## Problem details
Write only the number of lines below in which "Romuald" occurs.
======
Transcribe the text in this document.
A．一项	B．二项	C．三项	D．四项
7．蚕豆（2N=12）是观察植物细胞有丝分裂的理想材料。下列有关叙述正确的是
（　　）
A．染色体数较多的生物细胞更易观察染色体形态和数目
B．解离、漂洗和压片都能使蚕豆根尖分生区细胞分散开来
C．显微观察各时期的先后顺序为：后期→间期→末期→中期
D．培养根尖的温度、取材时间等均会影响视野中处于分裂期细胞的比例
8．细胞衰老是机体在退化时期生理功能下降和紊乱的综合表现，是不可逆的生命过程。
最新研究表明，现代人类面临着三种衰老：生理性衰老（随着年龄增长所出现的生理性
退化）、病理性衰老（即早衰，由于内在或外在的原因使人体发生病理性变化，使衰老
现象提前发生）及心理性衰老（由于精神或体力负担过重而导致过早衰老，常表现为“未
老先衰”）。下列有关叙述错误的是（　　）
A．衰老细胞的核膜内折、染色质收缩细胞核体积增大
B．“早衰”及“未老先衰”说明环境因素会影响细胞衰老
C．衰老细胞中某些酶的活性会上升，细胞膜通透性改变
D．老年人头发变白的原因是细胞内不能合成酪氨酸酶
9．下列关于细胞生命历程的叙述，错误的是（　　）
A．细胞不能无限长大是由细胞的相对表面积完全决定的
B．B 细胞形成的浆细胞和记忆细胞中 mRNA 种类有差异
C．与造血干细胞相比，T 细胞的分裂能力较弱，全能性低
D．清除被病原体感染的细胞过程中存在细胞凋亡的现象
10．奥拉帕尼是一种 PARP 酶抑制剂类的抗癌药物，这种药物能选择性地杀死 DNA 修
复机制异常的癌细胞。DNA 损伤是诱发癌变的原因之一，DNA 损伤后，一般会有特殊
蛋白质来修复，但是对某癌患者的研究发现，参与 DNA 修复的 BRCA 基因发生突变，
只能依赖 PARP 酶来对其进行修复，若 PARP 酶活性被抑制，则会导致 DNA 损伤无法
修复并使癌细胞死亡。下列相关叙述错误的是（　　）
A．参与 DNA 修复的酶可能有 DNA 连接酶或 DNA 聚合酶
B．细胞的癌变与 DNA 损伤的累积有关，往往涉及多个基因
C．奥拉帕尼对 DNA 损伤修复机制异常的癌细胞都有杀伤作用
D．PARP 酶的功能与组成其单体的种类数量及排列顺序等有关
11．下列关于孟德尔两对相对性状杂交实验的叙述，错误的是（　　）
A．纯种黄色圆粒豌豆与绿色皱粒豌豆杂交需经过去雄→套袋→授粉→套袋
======
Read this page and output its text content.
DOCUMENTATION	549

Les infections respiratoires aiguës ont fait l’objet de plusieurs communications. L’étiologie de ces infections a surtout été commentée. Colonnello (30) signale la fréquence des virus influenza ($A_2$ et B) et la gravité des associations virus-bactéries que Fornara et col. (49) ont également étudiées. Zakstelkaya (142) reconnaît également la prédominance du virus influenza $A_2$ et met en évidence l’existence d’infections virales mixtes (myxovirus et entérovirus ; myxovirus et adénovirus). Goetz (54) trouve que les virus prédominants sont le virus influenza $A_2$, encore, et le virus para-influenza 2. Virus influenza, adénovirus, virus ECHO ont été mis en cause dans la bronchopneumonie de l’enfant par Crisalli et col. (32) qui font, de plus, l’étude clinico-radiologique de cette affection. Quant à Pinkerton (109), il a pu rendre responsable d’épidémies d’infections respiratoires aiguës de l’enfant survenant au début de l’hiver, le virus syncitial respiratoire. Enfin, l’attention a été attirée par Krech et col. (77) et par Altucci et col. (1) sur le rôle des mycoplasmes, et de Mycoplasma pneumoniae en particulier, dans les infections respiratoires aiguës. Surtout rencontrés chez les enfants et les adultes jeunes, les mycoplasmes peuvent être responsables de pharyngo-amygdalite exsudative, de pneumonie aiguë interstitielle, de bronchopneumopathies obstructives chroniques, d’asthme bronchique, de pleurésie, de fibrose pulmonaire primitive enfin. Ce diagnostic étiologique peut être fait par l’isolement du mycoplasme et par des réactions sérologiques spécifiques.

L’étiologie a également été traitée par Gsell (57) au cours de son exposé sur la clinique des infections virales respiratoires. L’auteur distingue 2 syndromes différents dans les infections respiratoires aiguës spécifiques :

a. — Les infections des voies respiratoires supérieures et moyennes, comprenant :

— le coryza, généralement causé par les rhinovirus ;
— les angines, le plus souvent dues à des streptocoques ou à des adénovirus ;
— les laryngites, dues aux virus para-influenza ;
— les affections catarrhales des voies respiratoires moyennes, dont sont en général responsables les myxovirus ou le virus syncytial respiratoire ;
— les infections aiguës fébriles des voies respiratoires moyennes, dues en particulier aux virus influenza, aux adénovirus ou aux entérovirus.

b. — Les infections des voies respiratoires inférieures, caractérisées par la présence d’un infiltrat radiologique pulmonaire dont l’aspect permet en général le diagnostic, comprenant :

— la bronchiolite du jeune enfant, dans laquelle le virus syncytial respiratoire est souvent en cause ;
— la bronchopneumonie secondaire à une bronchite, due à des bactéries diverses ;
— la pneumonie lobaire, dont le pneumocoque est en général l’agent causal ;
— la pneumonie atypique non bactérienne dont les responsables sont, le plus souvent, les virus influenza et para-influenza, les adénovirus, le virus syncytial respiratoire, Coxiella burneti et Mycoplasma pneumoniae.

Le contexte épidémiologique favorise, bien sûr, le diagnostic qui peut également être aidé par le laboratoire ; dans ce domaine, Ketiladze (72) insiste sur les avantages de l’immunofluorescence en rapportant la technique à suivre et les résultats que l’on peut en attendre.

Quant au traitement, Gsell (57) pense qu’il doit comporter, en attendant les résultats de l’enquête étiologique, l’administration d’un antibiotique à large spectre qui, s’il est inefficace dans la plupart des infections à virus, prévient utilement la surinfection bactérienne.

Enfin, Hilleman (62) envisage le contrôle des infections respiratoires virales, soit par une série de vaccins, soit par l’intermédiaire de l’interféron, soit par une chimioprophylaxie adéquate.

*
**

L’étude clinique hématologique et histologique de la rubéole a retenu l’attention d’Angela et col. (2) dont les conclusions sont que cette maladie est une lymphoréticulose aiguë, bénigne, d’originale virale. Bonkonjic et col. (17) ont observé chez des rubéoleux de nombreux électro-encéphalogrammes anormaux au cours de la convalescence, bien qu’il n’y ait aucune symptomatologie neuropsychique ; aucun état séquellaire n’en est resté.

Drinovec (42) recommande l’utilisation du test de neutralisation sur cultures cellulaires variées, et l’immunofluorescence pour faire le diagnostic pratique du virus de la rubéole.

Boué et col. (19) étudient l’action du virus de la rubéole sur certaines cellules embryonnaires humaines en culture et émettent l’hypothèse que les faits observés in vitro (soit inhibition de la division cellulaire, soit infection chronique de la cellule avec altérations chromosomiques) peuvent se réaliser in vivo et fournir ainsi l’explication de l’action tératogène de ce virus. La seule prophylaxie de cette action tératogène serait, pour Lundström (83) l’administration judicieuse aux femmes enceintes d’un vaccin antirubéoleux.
======
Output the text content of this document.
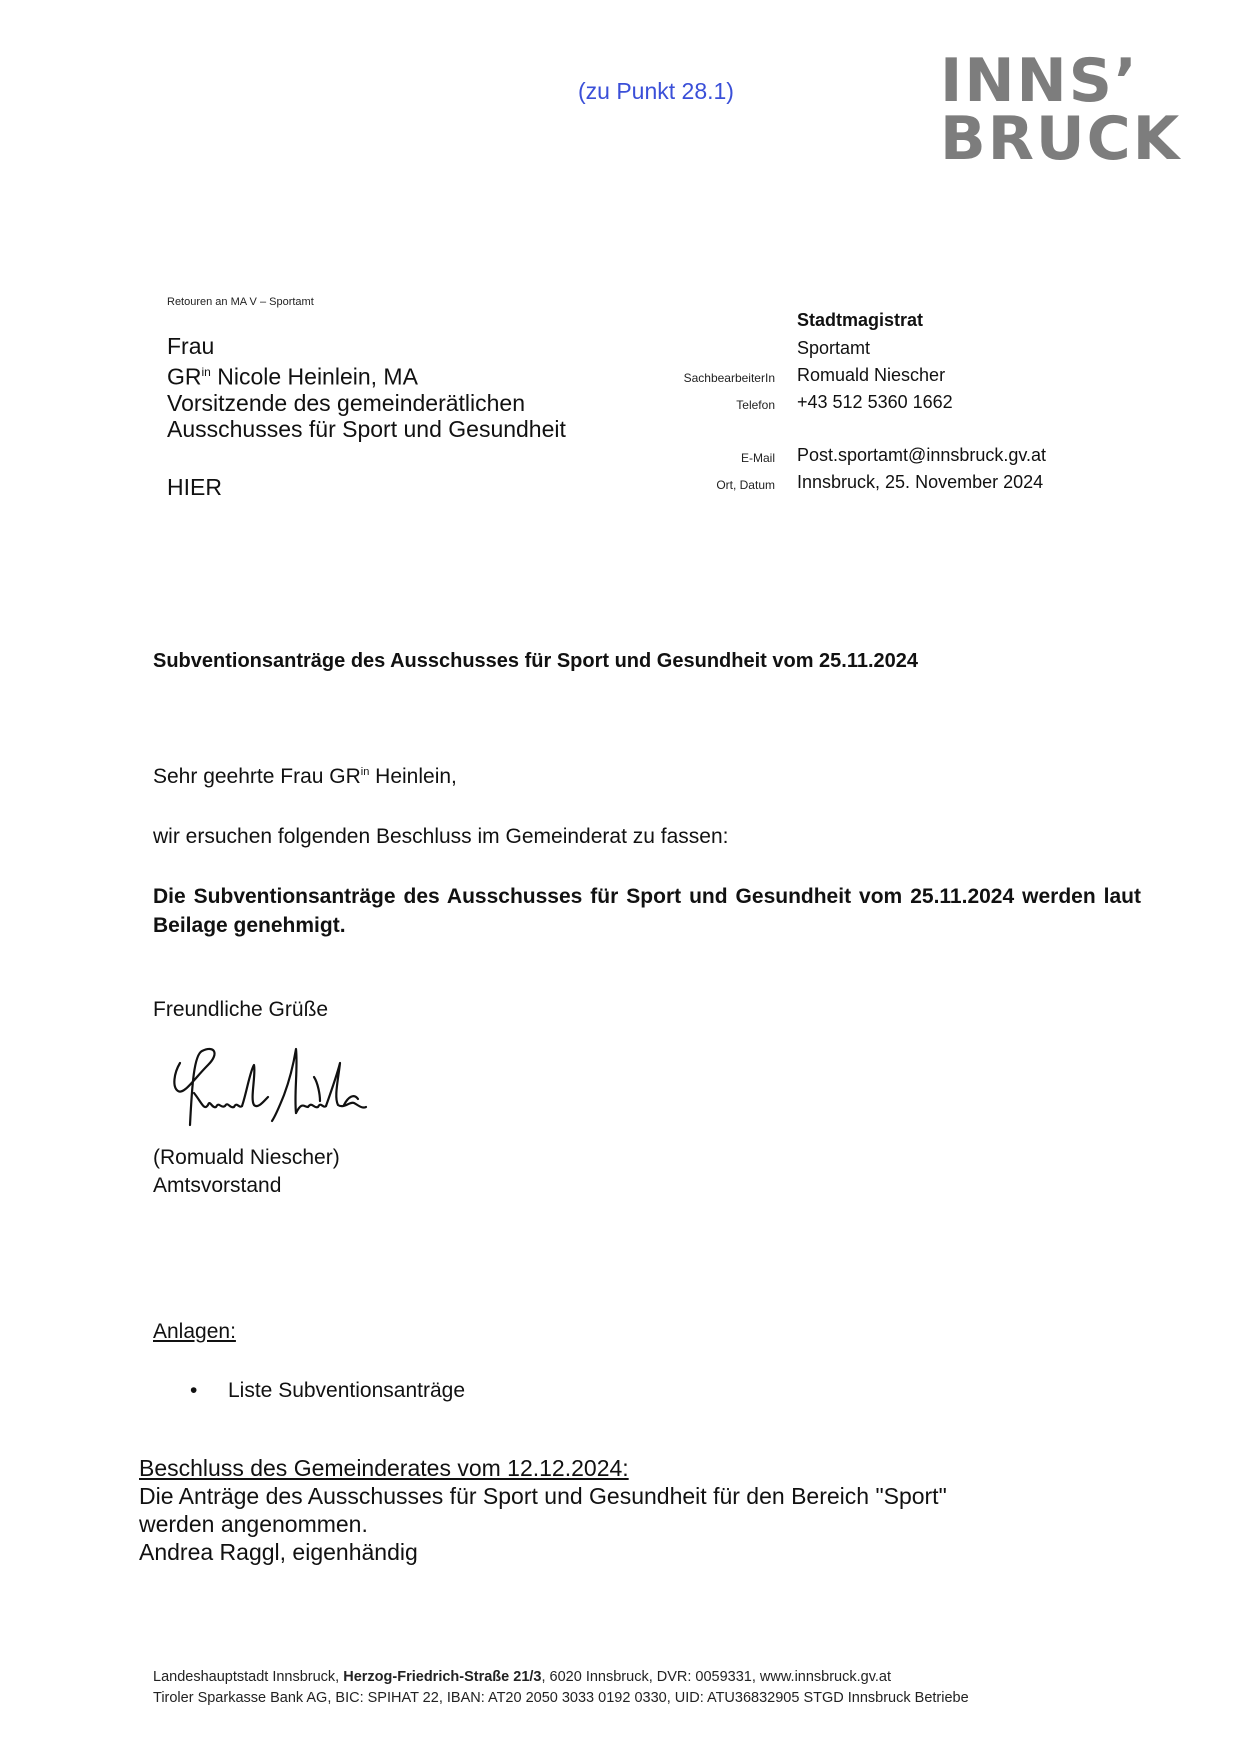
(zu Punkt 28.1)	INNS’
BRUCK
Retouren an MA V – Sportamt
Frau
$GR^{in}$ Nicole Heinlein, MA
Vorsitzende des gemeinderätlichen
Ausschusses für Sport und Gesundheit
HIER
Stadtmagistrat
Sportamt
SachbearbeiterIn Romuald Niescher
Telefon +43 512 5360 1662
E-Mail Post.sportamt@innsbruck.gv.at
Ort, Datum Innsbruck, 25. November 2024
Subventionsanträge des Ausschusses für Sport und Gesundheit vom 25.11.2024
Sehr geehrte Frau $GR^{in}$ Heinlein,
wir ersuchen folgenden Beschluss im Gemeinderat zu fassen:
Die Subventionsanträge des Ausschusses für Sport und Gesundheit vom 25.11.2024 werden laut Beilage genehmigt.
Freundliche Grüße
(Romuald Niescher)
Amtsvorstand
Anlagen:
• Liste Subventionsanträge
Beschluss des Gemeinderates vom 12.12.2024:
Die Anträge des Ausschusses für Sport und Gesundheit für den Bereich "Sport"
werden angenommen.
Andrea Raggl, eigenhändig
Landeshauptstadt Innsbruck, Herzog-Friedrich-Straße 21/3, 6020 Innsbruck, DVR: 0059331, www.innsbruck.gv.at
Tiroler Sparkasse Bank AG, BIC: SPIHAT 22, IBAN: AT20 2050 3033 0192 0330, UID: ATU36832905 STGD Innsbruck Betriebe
======
## Exercise solution
2